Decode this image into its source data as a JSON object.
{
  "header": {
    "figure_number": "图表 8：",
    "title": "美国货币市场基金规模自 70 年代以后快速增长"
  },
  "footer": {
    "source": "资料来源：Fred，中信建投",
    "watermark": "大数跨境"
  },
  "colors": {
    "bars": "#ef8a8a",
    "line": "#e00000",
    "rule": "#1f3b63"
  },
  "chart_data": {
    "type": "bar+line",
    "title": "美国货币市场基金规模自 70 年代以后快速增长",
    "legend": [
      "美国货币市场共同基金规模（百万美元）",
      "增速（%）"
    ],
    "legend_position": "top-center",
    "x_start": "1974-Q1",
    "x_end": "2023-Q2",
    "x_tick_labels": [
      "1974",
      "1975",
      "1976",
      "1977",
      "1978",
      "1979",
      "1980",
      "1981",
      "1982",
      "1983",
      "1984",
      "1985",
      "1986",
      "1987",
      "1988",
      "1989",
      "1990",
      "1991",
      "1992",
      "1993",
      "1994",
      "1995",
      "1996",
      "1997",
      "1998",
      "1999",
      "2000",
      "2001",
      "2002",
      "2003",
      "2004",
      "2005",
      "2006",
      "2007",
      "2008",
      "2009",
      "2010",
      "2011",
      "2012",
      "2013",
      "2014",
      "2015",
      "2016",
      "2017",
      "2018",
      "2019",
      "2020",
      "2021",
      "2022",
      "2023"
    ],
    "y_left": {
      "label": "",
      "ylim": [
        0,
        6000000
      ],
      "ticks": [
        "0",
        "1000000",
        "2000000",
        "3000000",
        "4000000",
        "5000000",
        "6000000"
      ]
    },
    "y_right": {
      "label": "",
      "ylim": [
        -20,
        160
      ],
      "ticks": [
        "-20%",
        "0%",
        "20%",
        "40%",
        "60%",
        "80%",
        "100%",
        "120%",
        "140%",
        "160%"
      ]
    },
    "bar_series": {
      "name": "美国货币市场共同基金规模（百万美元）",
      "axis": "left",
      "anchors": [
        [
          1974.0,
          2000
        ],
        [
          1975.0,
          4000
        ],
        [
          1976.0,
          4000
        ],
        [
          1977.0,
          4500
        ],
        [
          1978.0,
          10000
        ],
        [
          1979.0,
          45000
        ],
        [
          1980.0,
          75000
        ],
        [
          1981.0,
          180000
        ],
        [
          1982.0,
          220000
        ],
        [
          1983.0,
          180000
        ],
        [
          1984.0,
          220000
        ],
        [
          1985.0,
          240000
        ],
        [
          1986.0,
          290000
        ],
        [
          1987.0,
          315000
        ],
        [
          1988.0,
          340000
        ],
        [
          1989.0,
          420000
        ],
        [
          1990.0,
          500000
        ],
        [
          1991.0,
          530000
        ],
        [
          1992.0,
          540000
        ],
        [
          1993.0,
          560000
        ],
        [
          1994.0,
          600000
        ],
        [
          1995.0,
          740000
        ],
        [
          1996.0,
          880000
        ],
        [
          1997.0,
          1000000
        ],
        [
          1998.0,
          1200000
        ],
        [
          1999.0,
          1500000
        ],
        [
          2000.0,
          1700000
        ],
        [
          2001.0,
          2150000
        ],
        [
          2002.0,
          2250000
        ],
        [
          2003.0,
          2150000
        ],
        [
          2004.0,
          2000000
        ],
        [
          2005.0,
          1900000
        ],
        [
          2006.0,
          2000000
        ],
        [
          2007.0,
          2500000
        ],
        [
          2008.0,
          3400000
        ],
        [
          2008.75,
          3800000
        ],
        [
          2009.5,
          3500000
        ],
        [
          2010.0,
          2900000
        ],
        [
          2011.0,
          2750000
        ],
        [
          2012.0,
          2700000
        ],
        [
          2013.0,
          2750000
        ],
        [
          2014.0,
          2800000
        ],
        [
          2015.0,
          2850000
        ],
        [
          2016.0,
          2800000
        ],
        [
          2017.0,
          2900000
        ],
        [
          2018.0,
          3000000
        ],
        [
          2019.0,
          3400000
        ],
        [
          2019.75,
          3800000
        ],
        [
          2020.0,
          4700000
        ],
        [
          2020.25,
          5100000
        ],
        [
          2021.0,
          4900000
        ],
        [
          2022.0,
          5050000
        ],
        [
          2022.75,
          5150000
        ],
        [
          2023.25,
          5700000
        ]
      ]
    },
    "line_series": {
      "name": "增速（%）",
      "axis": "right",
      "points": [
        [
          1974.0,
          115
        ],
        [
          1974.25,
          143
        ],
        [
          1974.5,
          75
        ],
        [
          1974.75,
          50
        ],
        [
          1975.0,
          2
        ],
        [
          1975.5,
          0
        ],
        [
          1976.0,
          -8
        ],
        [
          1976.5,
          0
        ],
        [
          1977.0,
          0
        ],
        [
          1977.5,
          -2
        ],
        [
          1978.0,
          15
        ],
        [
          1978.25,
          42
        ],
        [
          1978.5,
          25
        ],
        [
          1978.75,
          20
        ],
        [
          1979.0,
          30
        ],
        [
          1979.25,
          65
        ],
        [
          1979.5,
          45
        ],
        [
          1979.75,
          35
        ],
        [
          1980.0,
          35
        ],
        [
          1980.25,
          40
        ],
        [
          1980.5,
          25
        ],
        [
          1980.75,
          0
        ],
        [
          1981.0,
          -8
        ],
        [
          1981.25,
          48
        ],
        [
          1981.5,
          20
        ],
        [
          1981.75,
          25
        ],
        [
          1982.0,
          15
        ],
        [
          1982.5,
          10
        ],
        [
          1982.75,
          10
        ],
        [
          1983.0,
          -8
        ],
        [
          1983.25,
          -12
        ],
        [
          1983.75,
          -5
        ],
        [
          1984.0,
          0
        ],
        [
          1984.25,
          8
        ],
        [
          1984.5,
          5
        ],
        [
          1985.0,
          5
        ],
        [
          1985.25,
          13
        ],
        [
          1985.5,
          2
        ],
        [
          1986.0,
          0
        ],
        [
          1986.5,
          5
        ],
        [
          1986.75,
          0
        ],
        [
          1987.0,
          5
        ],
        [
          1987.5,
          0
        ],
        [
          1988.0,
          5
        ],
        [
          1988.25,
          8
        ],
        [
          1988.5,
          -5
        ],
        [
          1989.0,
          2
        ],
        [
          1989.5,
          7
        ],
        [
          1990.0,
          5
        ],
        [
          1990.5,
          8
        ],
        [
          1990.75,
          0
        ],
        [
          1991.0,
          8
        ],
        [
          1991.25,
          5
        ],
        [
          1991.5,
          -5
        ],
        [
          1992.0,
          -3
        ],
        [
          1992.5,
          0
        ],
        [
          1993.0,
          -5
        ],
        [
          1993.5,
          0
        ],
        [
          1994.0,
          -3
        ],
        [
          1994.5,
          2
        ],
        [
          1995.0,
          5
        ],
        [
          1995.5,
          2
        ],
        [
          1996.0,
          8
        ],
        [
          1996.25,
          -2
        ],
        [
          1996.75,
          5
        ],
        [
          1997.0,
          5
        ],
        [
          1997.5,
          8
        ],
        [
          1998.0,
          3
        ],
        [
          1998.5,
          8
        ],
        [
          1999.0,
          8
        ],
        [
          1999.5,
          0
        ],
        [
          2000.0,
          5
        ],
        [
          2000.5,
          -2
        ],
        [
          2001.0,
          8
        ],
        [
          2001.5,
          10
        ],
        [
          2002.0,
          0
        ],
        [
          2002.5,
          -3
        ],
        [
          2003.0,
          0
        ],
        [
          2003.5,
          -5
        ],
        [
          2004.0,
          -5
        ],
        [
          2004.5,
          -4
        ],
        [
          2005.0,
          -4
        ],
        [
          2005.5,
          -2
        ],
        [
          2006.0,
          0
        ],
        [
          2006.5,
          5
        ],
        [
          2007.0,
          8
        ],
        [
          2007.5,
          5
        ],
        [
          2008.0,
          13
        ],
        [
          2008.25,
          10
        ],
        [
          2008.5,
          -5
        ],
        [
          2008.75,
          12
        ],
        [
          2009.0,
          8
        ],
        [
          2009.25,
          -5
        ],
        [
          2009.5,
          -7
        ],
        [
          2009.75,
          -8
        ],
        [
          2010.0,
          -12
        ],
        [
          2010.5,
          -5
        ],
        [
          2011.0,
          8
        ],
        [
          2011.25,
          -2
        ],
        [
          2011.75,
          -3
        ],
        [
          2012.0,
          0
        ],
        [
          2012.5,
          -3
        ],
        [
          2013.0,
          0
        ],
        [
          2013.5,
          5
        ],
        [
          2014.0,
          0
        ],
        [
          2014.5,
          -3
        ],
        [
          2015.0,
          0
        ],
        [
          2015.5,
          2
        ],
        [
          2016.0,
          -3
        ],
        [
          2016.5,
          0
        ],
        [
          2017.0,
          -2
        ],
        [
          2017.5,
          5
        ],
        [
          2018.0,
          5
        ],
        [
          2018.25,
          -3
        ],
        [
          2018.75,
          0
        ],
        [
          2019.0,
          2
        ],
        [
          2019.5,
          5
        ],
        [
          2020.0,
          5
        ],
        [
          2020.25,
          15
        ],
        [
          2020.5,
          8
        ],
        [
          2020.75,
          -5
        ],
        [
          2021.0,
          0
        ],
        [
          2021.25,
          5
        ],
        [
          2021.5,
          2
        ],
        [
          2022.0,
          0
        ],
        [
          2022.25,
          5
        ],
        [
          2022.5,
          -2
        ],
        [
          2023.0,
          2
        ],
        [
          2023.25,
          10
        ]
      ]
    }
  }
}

+-------+

Where a line above contains the string "title", copy that line.

▶ _Solution_
    "title": "美国货币市场基金规模自 70 年代以后快速增长"
    "title": "美国货币市场基金规模自 70 年代以后快速增长",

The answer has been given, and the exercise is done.